REQUEST >>
Scan the listing below. Report each line that includes "this".
-- BEGIN ENTRIES SHOWN --
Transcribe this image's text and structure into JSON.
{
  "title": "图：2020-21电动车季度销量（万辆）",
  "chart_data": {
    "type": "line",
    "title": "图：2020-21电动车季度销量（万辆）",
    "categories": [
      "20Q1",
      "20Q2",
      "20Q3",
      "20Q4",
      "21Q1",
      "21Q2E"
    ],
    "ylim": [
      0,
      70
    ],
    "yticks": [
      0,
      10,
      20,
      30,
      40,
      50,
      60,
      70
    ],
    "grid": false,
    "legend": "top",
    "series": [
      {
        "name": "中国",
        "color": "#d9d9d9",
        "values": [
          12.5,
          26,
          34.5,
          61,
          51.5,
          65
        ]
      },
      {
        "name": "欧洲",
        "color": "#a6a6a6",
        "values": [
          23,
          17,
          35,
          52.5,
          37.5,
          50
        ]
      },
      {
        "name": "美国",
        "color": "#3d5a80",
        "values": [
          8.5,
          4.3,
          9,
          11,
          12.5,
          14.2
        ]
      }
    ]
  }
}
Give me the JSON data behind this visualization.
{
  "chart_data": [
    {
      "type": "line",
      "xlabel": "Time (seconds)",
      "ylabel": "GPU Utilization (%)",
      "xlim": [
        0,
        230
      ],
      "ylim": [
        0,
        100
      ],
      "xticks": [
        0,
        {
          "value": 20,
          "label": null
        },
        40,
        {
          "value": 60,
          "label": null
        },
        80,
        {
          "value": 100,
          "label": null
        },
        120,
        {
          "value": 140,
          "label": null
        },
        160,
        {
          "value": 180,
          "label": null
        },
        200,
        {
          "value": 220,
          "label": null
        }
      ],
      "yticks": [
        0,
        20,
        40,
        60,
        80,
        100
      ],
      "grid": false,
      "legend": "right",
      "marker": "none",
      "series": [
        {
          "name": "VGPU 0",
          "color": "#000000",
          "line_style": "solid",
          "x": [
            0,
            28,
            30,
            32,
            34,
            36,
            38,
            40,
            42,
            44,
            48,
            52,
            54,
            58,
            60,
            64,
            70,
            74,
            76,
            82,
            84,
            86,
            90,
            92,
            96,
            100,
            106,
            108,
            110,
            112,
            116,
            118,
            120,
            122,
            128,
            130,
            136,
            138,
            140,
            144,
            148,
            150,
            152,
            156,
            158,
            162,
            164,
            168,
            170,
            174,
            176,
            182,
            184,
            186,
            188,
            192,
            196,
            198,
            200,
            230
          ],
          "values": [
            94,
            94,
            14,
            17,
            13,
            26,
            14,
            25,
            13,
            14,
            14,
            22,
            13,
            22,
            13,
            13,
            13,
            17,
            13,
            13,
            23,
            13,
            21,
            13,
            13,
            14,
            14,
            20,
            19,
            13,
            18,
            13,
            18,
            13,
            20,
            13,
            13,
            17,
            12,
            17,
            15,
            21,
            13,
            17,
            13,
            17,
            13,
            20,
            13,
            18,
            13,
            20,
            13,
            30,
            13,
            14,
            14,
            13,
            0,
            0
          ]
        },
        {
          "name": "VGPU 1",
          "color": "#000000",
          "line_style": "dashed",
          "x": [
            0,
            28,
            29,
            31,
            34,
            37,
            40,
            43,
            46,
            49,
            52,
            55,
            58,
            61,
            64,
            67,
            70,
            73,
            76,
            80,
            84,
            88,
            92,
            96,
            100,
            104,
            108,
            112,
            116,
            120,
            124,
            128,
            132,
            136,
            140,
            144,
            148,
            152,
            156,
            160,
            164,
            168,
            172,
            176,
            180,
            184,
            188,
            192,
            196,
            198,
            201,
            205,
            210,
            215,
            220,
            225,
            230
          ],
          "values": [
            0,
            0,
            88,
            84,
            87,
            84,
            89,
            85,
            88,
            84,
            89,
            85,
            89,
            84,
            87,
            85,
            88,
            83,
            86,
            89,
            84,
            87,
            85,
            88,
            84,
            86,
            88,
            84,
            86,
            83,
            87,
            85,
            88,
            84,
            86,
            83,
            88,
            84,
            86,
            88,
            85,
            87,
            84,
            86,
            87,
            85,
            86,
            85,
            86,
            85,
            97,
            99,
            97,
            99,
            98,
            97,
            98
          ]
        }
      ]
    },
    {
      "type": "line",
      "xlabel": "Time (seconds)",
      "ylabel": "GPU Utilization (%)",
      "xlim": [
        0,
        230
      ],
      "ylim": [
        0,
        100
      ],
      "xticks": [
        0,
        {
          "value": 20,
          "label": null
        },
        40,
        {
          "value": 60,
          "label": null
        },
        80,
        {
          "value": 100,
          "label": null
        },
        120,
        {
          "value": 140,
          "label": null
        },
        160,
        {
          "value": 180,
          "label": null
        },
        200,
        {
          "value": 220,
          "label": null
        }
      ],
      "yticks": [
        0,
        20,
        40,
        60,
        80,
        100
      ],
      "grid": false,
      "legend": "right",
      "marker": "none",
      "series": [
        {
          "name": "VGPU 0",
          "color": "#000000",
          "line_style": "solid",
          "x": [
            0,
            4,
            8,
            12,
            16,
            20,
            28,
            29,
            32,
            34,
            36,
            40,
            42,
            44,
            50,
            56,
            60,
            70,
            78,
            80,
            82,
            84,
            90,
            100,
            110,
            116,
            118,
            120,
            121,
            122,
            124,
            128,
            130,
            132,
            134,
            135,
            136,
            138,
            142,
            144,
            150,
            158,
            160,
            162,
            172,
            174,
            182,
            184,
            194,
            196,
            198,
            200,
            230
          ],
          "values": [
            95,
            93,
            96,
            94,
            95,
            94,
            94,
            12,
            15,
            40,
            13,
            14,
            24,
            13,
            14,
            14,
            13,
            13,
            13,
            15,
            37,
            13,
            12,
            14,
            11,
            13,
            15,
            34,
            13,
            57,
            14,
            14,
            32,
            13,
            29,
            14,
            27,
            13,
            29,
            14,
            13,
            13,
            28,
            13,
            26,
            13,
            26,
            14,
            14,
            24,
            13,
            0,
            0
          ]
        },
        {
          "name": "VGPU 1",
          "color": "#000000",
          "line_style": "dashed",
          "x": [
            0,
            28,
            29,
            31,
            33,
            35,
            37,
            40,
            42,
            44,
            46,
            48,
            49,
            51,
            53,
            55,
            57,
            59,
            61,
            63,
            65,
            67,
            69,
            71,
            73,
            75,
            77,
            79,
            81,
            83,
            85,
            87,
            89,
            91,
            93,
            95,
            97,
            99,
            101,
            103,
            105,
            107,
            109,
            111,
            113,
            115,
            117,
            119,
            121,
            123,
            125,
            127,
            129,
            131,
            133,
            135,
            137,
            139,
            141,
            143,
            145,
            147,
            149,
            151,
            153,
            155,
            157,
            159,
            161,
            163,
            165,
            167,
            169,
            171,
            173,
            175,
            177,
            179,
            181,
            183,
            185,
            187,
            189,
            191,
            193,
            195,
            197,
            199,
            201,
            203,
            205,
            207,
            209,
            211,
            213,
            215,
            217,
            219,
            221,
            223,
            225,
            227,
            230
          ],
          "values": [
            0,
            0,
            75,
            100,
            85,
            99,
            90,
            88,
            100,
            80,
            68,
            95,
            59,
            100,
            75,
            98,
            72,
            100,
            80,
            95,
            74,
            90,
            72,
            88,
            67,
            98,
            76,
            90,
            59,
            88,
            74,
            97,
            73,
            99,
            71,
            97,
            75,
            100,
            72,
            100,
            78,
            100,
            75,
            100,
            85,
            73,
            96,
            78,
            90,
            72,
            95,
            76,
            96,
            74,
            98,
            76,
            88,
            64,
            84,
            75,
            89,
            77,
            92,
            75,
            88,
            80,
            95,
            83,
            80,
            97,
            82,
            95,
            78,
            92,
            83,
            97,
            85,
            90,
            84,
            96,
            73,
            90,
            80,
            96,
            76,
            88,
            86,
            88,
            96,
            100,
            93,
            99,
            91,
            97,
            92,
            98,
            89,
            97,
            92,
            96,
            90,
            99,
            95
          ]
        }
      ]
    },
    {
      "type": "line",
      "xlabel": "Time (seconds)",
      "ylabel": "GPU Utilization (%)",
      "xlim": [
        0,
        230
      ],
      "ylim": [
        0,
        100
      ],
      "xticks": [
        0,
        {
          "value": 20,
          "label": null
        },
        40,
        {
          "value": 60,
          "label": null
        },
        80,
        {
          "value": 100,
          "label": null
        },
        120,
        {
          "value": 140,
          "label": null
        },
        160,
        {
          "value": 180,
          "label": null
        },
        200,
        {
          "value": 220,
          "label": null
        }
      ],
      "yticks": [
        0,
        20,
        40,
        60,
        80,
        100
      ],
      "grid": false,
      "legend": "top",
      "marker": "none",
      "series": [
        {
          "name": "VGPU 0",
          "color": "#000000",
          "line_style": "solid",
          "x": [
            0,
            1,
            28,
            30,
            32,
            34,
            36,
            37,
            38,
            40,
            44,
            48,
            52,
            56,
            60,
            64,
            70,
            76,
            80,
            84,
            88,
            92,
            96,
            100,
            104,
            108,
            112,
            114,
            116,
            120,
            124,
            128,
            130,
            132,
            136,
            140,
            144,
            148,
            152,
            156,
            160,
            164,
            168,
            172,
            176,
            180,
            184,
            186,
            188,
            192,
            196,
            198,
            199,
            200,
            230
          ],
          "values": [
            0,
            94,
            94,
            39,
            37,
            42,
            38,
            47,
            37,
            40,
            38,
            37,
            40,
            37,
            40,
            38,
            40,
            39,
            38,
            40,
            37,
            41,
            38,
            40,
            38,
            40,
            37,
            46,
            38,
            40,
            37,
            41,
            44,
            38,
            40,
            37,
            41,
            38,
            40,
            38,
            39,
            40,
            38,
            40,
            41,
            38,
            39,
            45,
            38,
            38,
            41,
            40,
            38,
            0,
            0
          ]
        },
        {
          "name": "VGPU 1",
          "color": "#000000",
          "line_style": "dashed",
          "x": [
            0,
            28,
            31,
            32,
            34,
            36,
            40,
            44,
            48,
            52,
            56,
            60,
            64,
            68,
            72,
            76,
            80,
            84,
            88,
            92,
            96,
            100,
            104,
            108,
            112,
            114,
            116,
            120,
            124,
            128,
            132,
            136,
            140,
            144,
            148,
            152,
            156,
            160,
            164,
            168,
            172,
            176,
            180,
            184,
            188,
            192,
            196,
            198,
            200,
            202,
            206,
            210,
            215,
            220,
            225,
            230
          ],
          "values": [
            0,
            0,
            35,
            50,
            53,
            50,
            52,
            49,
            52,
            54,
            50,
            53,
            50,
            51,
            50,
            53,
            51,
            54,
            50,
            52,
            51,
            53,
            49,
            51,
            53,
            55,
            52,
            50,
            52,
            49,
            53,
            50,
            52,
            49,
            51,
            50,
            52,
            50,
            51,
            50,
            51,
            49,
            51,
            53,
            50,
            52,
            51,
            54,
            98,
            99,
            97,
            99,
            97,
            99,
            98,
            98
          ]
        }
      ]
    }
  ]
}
-- END ENTRIES SHOWN --
RESPONSE >>
Transcribe this image's text and structure into JSON.
Give me the JSON data behind this visualization.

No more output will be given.